Return only the count of lines in which the word "average" appears.

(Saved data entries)

------------------------------------------------

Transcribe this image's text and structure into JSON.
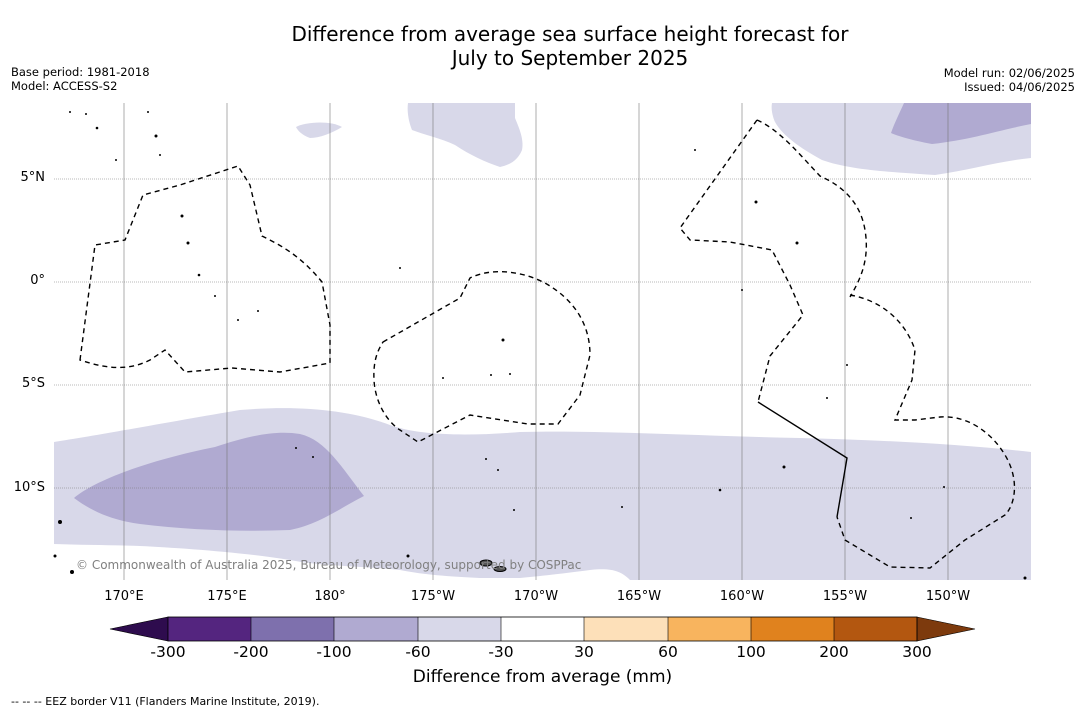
{
  "title_line1": "Difference from average sea surface height forecast for",
  "title_line2": "July to September 2025",
  "base_period": "Base period: 1981-2018",
  "model": "Model: ACCESS-S2",
  "model_run": "Model run: 02/06/2025",
  "issued": "Issued: 04/06/2025",
  "lat_labels": [
    "5°N",
    "0°",
    "5°S",
    "10°S"
  ],
  "lon_labels": [
    "170°E",
    "175°E",
    "180°",
    "175°W",
    "170°W",
    "165°W",
    "160°W",
    "155°W",
    "150°W"
  ],
  "copyright": "© Commonwealth of Australia 2025, Bureau of Meteorology, supported by COSPPac",
  "colorbar": {
    "title": "Difference from average (mm)",
    "tick_labels": [
      "-300",
      "-200",
      "-100",
      "-60",
      "-30",
      "30",
      "60",
      "100",
      "200",
      "300"
    ],
    "colors": [
      "#2e0c4e",
      "#54257f",
      "#7e70ad",
      "#b0aad1",
      "#d8d8e9",
      "#ffffff",
      "#fde0b9",
      "#f8b45e",
      "#e0821e",
      "#b35710",
      "#7d3a0d"
    ]
  },
  "legend_colors": {
    "level1": "#d8d8e9",
    "level2": "#b0aad1"
  },
  "footnote": "--  --  -- EEZ border V11 (Flanders Marine Institute, 2019)."
}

------------------------------------------------

* _Finished exercise_
2